- [Data supplied]
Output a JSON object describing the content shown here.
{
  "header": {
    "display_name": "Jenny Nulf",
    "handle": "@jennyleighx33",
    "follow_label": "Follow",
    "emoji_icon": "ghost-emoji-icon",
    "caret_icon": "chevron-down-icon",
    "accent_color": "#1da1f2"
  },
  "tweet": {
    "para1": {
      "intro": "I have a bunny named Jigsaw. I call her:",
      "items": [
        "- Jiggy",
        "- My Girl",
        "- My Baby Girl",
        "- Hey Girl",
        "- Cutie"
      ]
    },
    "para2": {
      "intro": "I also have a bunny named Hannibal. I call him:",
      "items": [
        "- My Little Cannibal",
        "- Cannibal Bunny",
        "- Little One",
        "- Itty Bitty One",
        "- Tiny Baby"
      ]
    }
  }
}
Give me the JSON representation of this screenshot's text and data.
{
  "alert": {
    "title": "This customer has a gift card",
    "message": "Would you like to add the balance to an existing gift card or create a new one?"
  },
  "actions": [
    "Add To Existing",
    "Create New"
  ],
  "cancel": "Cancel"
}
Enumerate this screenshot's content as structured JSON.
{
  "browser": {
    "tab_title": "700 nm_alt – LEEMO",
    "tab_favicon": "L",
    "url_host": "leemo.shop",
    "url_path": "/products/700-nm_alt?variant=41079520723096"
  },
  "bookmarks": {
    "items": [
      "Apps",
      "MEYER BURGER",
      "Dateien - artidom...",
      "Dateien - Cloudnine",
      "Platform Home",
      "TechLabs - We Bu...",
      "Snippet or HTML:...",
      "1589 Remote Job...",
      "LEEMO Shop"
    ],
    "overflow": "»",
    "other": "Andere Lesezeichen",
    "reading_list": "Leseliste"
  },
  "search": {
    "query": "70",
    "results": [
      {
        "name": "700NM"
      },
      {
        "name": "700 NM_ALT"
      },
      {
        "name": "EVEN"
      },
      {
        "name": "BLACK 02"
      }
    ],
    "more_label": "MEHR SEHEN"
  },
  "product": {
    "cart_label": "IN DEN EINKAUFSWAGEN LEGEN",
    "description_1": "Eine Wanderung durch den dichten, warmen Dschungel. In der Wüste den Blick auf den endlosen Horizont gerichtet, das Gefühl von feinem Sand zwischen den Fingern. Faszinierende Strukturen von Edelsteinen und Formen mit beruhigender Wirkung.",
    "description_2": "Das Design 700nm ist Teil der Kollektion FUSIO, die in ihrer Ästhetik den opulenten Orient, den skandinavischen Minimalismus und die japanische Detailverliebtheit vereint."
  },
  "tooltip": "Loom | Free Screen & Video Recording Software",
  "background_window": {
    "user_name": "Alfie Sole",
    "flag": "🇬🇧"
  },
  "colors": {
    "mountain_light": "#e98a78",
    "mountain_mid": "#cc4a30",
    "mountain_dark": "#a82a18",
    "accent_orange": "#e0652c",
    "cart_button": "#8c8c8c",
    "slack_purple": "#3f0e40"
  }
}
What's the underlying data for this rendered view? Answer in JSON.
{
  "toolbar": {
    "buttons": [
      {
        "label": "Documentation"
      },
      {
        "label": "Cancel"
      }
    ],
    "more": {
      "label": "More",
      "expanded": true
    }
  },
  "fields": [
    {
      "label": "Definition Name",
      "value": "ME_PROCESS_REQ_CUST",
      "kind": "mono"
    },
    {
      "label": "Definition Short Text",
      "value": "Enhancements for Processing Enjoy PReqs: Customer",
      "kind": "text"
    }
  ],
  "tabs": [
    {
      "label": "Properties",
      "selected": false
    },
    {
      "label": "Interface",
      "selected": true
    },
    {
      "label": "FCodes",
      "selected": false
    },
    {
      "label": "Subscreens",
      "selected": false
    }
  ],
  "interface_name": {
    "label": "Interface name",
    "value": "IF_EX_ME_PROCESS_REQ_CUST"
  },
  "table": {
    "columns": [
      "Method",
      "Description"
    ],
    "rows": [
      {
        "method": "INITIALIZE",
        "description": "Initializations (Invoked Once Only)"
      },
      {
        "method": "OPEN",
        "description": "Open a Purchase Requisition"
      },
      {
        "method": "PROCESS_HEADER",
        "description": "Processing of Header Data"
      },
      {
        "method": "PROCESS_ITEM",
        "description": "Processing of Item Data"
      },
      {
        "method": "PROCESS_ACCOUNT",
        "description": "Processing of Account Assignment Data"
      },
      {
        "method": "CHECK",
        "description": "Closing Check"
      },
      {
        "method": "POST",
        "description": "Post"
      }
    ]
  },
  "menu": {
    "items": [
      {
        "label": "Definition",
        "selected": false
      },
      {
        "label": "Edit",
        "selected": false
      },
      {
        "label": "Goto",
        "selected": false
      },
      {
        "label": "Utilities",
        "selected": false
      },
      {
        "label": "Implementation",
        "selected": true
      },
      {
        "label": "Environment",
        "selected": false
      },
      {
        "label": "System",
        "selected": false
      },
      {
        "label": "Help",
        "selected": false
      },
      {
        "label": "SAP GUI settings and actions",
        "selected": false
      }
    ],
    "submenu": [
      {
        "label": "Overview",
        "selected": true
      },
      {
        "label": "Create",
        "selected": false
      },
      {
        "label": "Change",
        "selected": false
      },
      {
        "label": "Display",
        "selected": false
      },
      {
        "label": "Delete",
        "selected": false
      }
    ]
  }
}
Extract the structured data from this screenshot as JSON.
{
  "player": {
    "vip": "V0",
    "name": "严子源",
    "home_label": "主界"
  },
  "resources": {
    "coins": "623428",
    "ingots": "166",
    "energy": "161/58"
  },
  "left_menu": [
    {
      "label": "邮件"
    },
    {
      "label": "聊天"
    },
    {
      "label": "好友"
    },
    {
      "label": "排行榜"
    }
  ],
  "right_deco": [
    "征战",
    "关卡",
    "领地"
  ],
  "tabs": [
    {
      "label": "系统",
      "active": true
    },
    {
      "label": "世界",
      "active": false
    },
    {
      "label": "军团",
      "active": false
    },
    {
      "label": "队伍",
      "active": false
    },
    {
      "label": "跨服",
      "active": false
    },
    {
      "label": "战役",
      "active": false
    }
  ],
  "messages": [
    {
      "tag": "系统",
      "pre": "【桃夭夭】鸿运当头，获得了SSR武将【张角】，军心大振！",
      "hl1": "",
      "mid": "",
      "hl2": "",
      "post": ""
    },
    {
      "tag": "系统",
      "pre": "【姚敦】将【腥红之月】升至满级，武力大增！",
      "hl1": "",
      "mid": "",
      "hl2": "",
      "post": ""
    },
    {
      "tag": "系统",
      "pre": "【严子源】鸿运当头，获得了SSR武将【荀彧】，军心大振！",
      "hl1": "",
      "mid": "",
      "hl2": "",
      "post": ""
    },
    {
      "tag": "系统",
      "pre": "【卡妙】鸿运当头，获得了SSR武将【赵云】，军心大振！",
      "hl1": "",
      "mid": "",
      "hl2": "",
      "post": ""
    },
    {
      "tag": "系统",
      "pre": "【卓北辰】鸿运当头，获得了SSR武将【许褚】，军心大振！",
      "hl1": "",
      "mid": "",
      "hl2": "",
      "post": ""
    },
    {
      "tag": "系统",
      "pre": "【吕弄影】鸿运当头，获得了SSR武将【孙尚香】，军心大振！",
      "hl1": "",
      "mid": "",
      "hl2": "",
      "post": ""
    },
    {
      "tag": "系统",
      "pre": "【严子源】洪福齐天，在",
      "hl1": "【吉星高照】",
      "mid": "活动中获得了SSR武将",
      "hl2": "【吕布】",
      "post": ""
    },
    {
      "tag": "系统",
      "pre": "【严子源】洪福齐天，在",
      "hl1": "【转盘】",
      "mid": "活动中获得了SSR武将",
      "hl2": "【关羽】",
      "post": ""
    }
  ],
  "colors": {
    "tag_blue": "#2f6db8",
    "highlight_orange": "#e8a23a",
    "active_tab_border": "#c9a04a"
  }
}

- [What needs to be done] Produce a verbatim transcription of the entries above.

- [Right answer]
Output a JSON object describing the content shown here.
{
  "header": {
    "display_name": "Jenny Nulf",
    "handle": "@jennyleighx33",
    "follow_label": "Follow",
    "emoji_icon": "ghost-emoji-icon",
    "caret_icon": "chevron-down-icon",
    "accent_color": "#1da1f2"
  },
  "tweet": {
    "para1": {
      "intro": "I have a bunny named Jigsaw. I call her:",
      "items": [
        "- Jiggy",
        "- My Girl",
        "- My Baby Girl",
        "- Hey Girl",
        "- Cutie"
      ]
    },
    "para2": {
      "intro": "I also have a bunny named Hannibal. I call him:",
      "items": [
        "- My Little Cannibal",
        "- Cannibal Bunny",
        "- Little One",
        "- Itty Bitty One",
        "- Tiny Baby"
      ]
    }
  }
}
Give me the JSON representation of this screenshot's text and data.
{
  "alert": {
    "title": "This customer has a gift card",
    "message": "Would you like to add the balance to an existing gift card or create a new one?"
  },
  "actions": [
    "Add To Existing",
    "Create New"
  ],
  "cancel": "Cancel"
}
Enumerate this screenshot's content as structured JSON.
{
  "browser": {
    "tab_title": "700 nm_alt – LEEMO",
    "tab_favicon": "L",
    "url_host": "leemo.shop",
    "url_path": "/products/700-nm_alt?variant=41079520723096"
  },
  "bookmarks": {
    "items": [
      "Apps",
      "MEYER BURGER",
      "Dateien - artidom...",
      "Dateien - Cloudnine",
      "Platform Home",
      "TechLabs - We Bu...",
      "Snippet or HTML:...",
      "1589 Remote Job...",
      "LEEMO Shop"
    ],
    "overflow": "»",
    "other": "Andere Lesezeichen",
    "reading_list": "Leseliste"
  },
  "search": {
    "query": "70",
    "results": [
      {
        "name": "700NM"
      },
      {
        "name": "700 NM_ALT"
      },
      {
        "name": "EVEN"
      },
      {
        "name": "BLACK 02"
      }
    ],
    "more_label": "MEHR SEHEN"
  },
  "product": {
    "cart_label": "IN DEN EINKAUFSWAGEN LEGEN",
    "description_1": "Eine Wanderung durch den dichten, warmen Dschungel. In der Wüste den Blick auf den endlosen Horizont gerichtet, das Gefühl von feinem Sand zwischen den Fingern. Faszinierende Strukturen von Edelsteinen und Formen mit beruhigender Wirkung.",
    "description_2": "Das Design 700nm ist Teil der Kollektion FUSIO, die in ihrer Ästhetik den opulenten Orient, den skandinavischen Minimalismus und die japanische Detailverliebtheit vereint."
  },
  "tooltip": "Loom | Free Screen & Video Recording Software",
  "background_window": {
    "user_name": "Alfie Sole",
    "flag": "🇬🇧"
  },
  "colors": {
    "mountain_light": "#e98a78",
    "mountain_mid": "#cc4a30",
    "mountain_dark": "#a82a18",
    "accent_orange": "#e0652c",
    "cart_button": "#8c8c8c",
    "slack_purple": "#3f0e40"
  }
}
What's the underlying data for this rendered view? Answer in JSON.
{
  "toolbar": {
    "buttons": [
      {
        "label": "Documentation"
      },
      {
        "label": "Cancel"
      }
    ],
    "more": {
      "label": "More",
      "expanded": true
    }
  },
  "fields": [
    {
      "label": "Definition Name",
      "value": "ME_PROCESS_REQ_CUST",
      "kind": "mono"
    },
    {
      "label": "Definition Short Text",
      "value": "Enhancements for Processing Enjoy PReqs: Customer",
      "kind": "text"
    }
  ],
  "tabs": [
    {
      "label": "Properties",
      "selected": false
    },
    {
      "label": "Interface",
      "selected": true
    },
    {
      "label": "FCodes",
      "selected": false
    },
    {
      "label": "Subscreens",
      "selected": false
    }
  ],
  "interface_name": {
    "label": "Interface name",
    "value": "IF_EX_ME_PROCESS_REQ_CUST"
  },
  "table": {
    "columns": [
      "Method",
      "Description"
    ],
    "rows": [
      {
        "method": "INITIALIZE",
        "description": "Initializations (Invoked Once Only)"
      },
      {
        "method": "OPEN",
        "description": "Open a Purchase Requisition"
      },
      {
        "method": "PROCESS_HEADER",
        "description": "Processing of Header Data"
      },
      {
        "method": "PROCESS_ITEM",
        "description": "Processing of Item Data"
      },
      {
        "method": "PROCESS_ACCOUNT",
        "description": "Processing of Account Assignment Data"
      },
      {
        "method": "CHECK",
        "description": "Closing Check"
      },
      {
        "method": "POST",
        "description": "Post"
      }
    ]
  },
  "menu": {
    "items": [
      {
        "label": "Definition",
        "selected": false
      },
      {
        "label": "Edit",
        "selected": false
      },
      {
        "label": "Goto",
        "selected": false
      },
      {
        "label": "Utilities",
        "selected": false
      },
      {
        "label": "Implementation",
        "selected": true
      },
      {
        "label": "Environment",
        "selected": false
      },
      {
        "label": "System",
        "selected": false
      },
      {
        "label": "Help",
        "selected": false
      },
      {
        "label": "SAP GUI settings and actions",
        "selected": false
      }
    ],
    "submenu": [
      {
        "label": "Overview",
        "selected": true
      },
      {
        "label": "Create",
        "selected": false
      },
      {
        "label": "Change",
        "selected": false
      },
      {
        "label": "Display",
        "selected": false
      },
      {
        "label": "Delete",
        "selected": false
      }
    ]
  }
}
Extract the structured data from this screenshot as JSON.
{
  "player": {
    "vip": "V0",
    "name": "严子源",
    "home_label": "主界"
  },
  "resources": {
    "coins": "623428",
    "ingots": "166",
    "energy": "161/58"
  },
  "left_menu": [
    {
      "label": "邮件"
    },
    {
      "label": "聊天"
    },
    {
      "label": "好友"
    },
    {
      "label": "排行榜"
    }
  ],
  "right_deco": [
    "征战",
    "关卡",
    "领地"
  ],
  "tabs": [
    {
      "label": "系统",
      "active": true
    },
    {
      "label": "世界",
      "active": false
    },
    {
      "label": "军团",
      "active": false
    },
    {
      "label": "队伍",
      "active": false
    },
    {
      "label": "跨服",
      "active": false
    },
    {
      "label": "战役",
      "active": false
    }
  ],
  "messages": [
    {
      "tag": "系统",
      "pre": "【桃夭夭】鸿运当头，获得了SSR武将【张角】，军心大振！",
      "hl1": "",
      "mid": "",
      "hl2": "",
      "post": ""
    },
    {
      "tag": "系统",
      "pre": "【姚敦】将【腥红之月】升至满级，武力大增！",
      "hl1": "",
      "mid": "",
      "hl2": "",
      "post": ""
    },
    {
      "tag": "系统",
      "pre": "【严子源】鸿运当头，获得了SSR武将【荀彧】，军心大振！",
      "hl1": "",
      "mid": "",
      "hl2": "",
      "post": ""
    },
    {
      "tag": "系统",
      "pre": "【卡妙】鸿运当头，获得了SSR武将【赵云】，军心大振！",
      "hl1": "",
      "mid": "",
      "hl2": "",
      "post": ""
    },
    {
      "tag": "系统",
      "pre": "【卓北辰】鸿运当头，获得了SSR武将【许褚】，军心大振！",
      "hl1": "",
      "mid": "",
      "hl2": "",
      "post": ""
    },
    {
      "tag": "系统",
      "pre": "【吕弄影】鸿运当头，获得了SSR武将【孙尚香】，军心大振！",
      "hl1": "",
      "mid": "",
      "hl2": "",
      "post": ""
    },
    {
      "tag": "系统",
      "pre": "【严子源】洪福齐天，在",
      "hl1": "【吉星高照】",
      "mid": "活动中获得了SSR武将",
      "hl2": "【吕布】",
      "post": ""
    },
    {
      "tag": "系统",
      "pre": "【严子源】洪福齐天，在",
      "hl1": "【转盘】",
      "mid": "活动中获得了SSR武将",
      "hl2": "【关羽】",
      "post": ""
    }
  ],
  "colors": {
    "tag_blue": "#2f6db8",
    "highlight_orange": "#e8a23a",
    "active_tab_border": "#c9a04a"
  }
}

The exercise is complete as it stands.